#### [Exercise goal]
Go through the listing and set it down exactly, leaving out its pictures.

Dataset records on visual material:
_ _ _ _ _ _ _

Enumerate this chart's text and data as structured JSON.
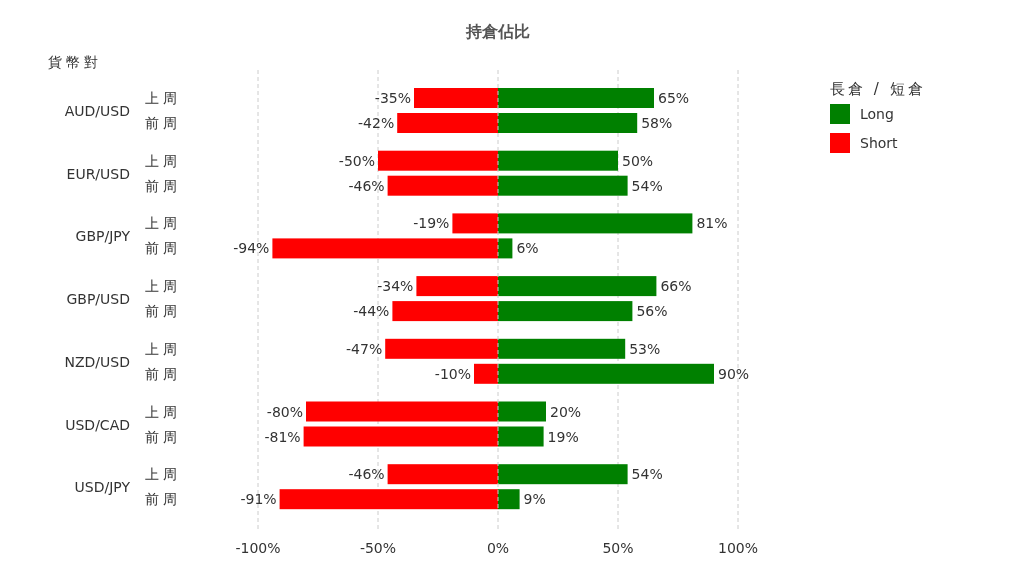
{
  "chart_data": {
    "type": "bar",
    "orientation": "horizontal",
    "stacked": true,
    "title": "持倉佔比",
    "ylabel": "貨幣對",
    "legend_title": "長倉 / 短倉",
    "categories": [
      "上周",
      "前周",
      "上周",
      "前周",
      "上周",
      "前周",
      "上周",
      "前周",
      "上周",
      "前周",
      "上周",
      "前周",
      "上周",
      "前周"
    ],
    "annotations": [
      "AUD/USD",
      "EUR/USD",
      "GBP/JPY",
      "GBP/USD",
      "NZD/USD",
      "USD/CAD",
      "USD/JPY"
    ],
    "series": [
      {
        "name": "Long",
        "color": "#008000",
        "values": [
          65,
          58,
          50,
          54,
          81,
          6,
          66,
          56,
          53,
          90,
          20,
          19,
          54,
          9
        ],
        "value_labels": [
          "65%",
          "58%",
          "50%",
          "54%",
          "81%",
          "6%",
          "66%",
          "56%",
          "53%",
          "90%",
          "20%",
          "19%",
          "54%",
          "9%"
        ]
      },
      {
        "name": "Short",
        "color": "#ff0000",
        "values": [
          -35,
          -42,
          -50,
          -46,
          -19,
          -94,
          -34,
          -44,
          -47,
          -10,
          -80,
          -81,
          -46,
          -91
        ],
        "value_labels": [
          "-35%",
          "-42%",
          "-50%",
          "-46%",
          "-19%",
          "-94%",
          "-34%",
          "-44%",
          "-47%",
          "-10%",
          "-80%",
          "-81%",
          "-46%",
          "-91%"
        ]
      }
    ],
    "xlim": [
      -100,
      100
    ],
    "xticks": [
      {
        "value": -100,
        "label": "-100%"
      },
      {
        "value": -50,
        "label": "-50%"
      },
      {
        "value": 0,
        "label": "0%"
      },
      {
        "value": 50,
        "label": "50%"
      },
      {
        "value": 100,
        "label": "100%"
      }
    ],
    "grid": "x",
    "legend": "top right"
  }
}
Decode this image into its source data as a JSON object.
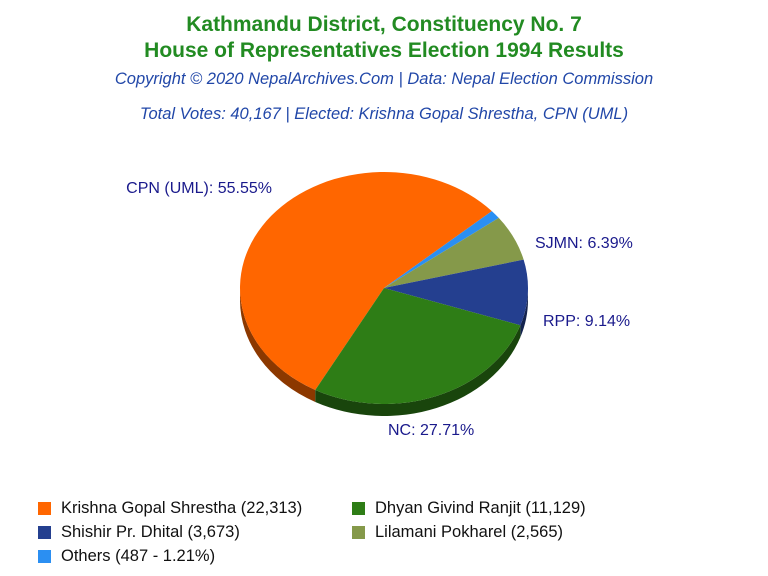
{
  "header": {
    "title_line1": "Kathmandu District, Constituency No. 7",
    "title_line2": "House of Representatives Election 1994 Results",
    "copyright": "Copyright © 2020 NepalArchives.Com | Data: Nepal Election Commission",
    "summary": "Total Votes: 40,167 | Elected: Krishna Gopal Shrestha, CPN (UML)"
  },
  "chart_data": {
    "type": "pie",
    "total_votes": 40167,
    "slices": [
      {
        "party": "CPN (UML)",
        "candidate": "Krishna Gopal Shrestha",
        "votes": 22313,
        "percent": 55.55,
        "color": "#ff6600",
        "label": "CPN (UML): 55.55%",
        "legend": "Krishna Gopal Shrestha (22,313)"
      },
      {
        "party": "NC",
        "candidate": "Dhyan Givind Ranjit",
        "votes": 11129,
        "percent": 27.71,
        "color": "#2e7d16",
        "label": "NC: 27.71%",
        "legend": "Dhyan Givind Ranjit (11,129)"
      },
      {
        "party": "RPP",
        "candidate": "Shishir Pr. Dhital",
        "votes": 3673,
        "percent": 9.14,
        "color": "#243f8f",
        "label": "RPP: 9.14%",
        "legend": "Shishir Pr. Dhital (3,673)"
      },
      {
        "party": "SJMN",
        "candidate": "Lilamani Pokharel",
        "votes": 2565,
        "percent": 6.39,
        "color": "#85994a",
        "label": "SJMN: 6.39%",
        "legend": "Lilamani Pokharel (2,565)"
      },
      {
        "party": "Others",
        "candidate": "Others",
        "votes": 487,
        "percent": 1.21,
        "color": "#2b8ff2",
        "label": "",
        "legend": "Others (487 - 1.21%)"
      }
    ],
    "legend_placement": "bottom"
  }
}
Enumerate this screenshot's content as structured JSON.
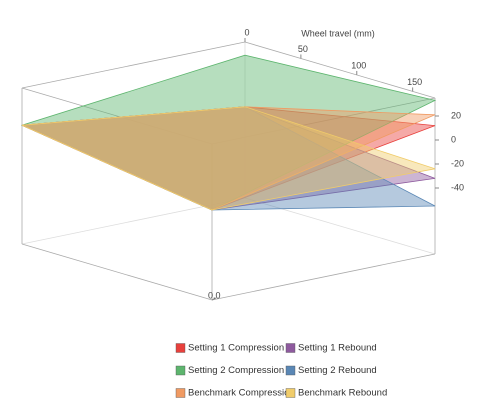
{
  "chart_data": {
    "type": "surface3d",
    "x_label": "Wheel travel (mm)",
    "xlim": [
      0,
      170
    ],
    "ylim": [
      0,
      1
    ],
    "zlim": [
      -95,
      35
    ],
    "xticks": [
      0,
      50,
      100,
      150
    ],
    "yticks": [
      {
        "value": 0,
        "label": "0.0"
      }
    ],
    "zticks": [
      20,
      0,
      -20,
      -40
    ],
    "series": [
      {
        "name": "Setting 1 Compression",
        "color": "#e8403c",
        "values": [
          [
            4,
            -20
          ],
          [
            -19,
            12
          ]
        ]
      },
      {
        "name": "Setting 1 Rebound",
        "color": "#8e5a9e",
        "values": [
          [
            4,
            -20
          ],
          [
            -19,
            -32
          ]
        ]
      },
      {
        "name": "Setting 2 Compression",
        "color": "#5db56e",
        "values": [
          [
            4,
            -20
          ],
          [
            24,
            33
          ]
        ]
      },
      {
        "name": "Setting 2 Rebound",
        "color": "#5a87b5",
        "values": [
          [
            4,
            -20
          ],
          [
            -19,
            -55
          ]
        ]
      },
      {
        "name": "Benchmark Compression",
        "color": "#f09a62",
        "values": [
          [
            4,
            -20
          ],
          [
            -19,
            21
          ]
        ]
      },
      {
        "name": "Benchmark Rebound",
        "color": "#f0cc6a",
        "values": [
          [
            4,
            -20
          ],
          [
            -19,
            -24
          ]
        ]
      }
    ]
  }
}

_ _ _ _ _ _ _

#### [Expected output]
Enumerate this chart's text and data as structured JSON.
{
  "chart_data": {
    "type": "bar",
    "orientation": "horizontal",
    "stacked": true,
    "title": "持倉佔比",
    "ylabel": "貨幣對",
    "legend_title": "長倉 / 短倉",
    "categories": [
      "上周",
      "前周",
      "上周",
      "前周",
      "上周",
      "前周",
      "上周",
      "前周",
      "上周",
      "前周",
      "上周",
      "前周",
      "上周",
      "前周"
    ],
    "annotations": [
      "AUD/USD",
      "EUR/USD",
      "GBP/JPY",
      "GBP/USD",
      "NZD/USD",
      "USD/CAD",
      "USD/JPY"
    ],
    "series": [
      {
        "name": "Long",
        "color": "#008000",
        "values": [
          65,
          58,
          50,
          54,
          81,
          6,
          66,
          56,
          53,
          90,
          20,
          19,
          54,
          9
        ],
        "value_labels": [
          "65%",
          "58%",
          "50%",
          "54%",
          "81%",
          "6%",
          "66%",
          "56%",
          "53%",
          "90%",
          "20%",
          "19%",
          "54%",
          "9%"
        ]
      },
      {
        "name": "Short",
        "color": "#ff0000",
        "values": [
          -35,
          -42,
          -50,
          -46,
          -19,
          -94,
          -34,
          -44,
          -47,
          -10,
          -80,
          -81,
          -46,
          -91
        ],
        "value_labels": [
          "-35%",
          "-42%",
          "-50%",
          "-46%",
          "-19%",
          "-94%",
          "-34%",
          "-44%",
          "-47%",
          "-10%",
          "-80%",
          "-81%",
          "-46%",
          "-91%"
        ]
      }
    ],
    "xlim": [
      -100,
      100
    ],
    "xticks": [
      {
        "value": -100,
        "label": "-100%"
      },
      {
        "value": -50,
        "label": "-50%"
      },
      {
        "value": 0,
        "label": "0%"
      },
      {
        "value": 50,
        "label": "50%"
      },
      {
        "value": 100,
        "label": "100%"
      }
    ],
    "grid": "x",
    "legend": "top right"
  }
}
Decode this image into its source data as a JSON object.
{
  "header": {
    "title_line1": "Kathmandu District, Constituency No. 7",
    "title_line2": "House of Representatives Election 1994 Results",
    "copyright": "Copyright © 2020 NepalArchives.Com | Data: Nepal Election Commission",
    "summary": "Total Votes: 40,167 | Elected: Krishna Gopal Shrestha, CPN (UML)"
  },
  "chart_data": {
    "type": "pie",
    "total_votes": 40167,
    "slices": [
      {
        "party": "CPN (UML)",
        "candidate": "Krishna Gopal Shrestha",
        "votes": 22313,
        "percent": 55.55,
        "color": "#ff6600",
        "label": "CPN (UML): 55.55%",
        "legend": "Krishna Gopal Shrestha (22,313)"
      },
      {
        "party": "NC",
        "candidate": "Dhyan Givind Ranjit",
        "votes": 11129,
        "percent": 27.71,
        "color": "#2e7d16",
        "label": "NC: 27.71%",
        "legend": "Dhyan Givind Ranjit (11,129)"
      },
      {
        "party": "RPP",
        "candidate": "Shishir Pr. Dhital",
        "votes": 3673,
        "percent": 9.14,
        "color": "#243f8f",
        "label": "RPP: 9.14%",
        "legend": "Shishir Pr. Dhital (3,673)"
      },
      {
        "party": "SJMN",
        "candidate": "Lilamani Pokharel",
        "votes": 2565,
        "percent": 6.39,
        "color": "#85994a",
        "label": "SJMN: 6.39%",
        "legend": "Lilamani Pokharel (2,565)"
      },
      {
        "party": "Others",
        "candidate": "Others",
        "votes": 487,
        "percent": 1.21,
        "color": "#2b8ff2",
        "label": "",
        "legend": "Others (487 - 1.21%)"
      }
    ],
    "legend_placement": "bottom"
  }
}
Enumerate this screenshot's content as structured JSON.
{
  "chart_data": {
    "type": "surface3d",
    "x_label": "Wheel travel (mm)",
    "xlim": [
      0,
      170
    ],
    "ylim": [
      0,
      1
    ],
    "zlim": [
      -95,
      35
    ],
    "xticks": [
      0,
      50,
      100,
      150
    ],
    "yticks": [
      {
        "value": 0,
        "label": "0.0"
      }
    ],
    "zticks": [
      20,
      0,
      -20,
      -40
    ],
    "series": [
      {
        "name": "Setting 1 Compression",
        "color": "#e8403c",
        "values": [
          [
            4,
            -20
          ],
          [
            -19,
            12
          ]
        ]
      },
      {
        "name": "Setting 1 Rebound",
        "color": "#8e5a9e",
        "values": [
          [
            4,
            -20
          ],
          [
            -19,
            -32
          ]
        ]
      },
      {
        "name": "Setting 2 Compression",
        "color": "#5db56e",
        "values": [
          [
            4,
            -20
          ],
          [
            24,
            33
          ]
        ]
      },
      {
        "name": "Setting 2 Rebound",
        "color": "#5a87b5",
        "values": [
          [
            4,
            -20
          ],
          [
            -19,
            -55
          ]
        ]
      },
      {
        "name": "Benchmark Compression",
        "color": "#f09a62",
        "values": [
          [
            4,
            -20
          ],
          [
            -19,
            21
          ]
        ]
      },
      {
        "name": "Benchmark Rebound",
        "color": "#f0cc6a",
        "values": [
          [
            4,
            -20
          ],
          [
            -19,
            -24
          ]
        ]
      }
    ]
  }
}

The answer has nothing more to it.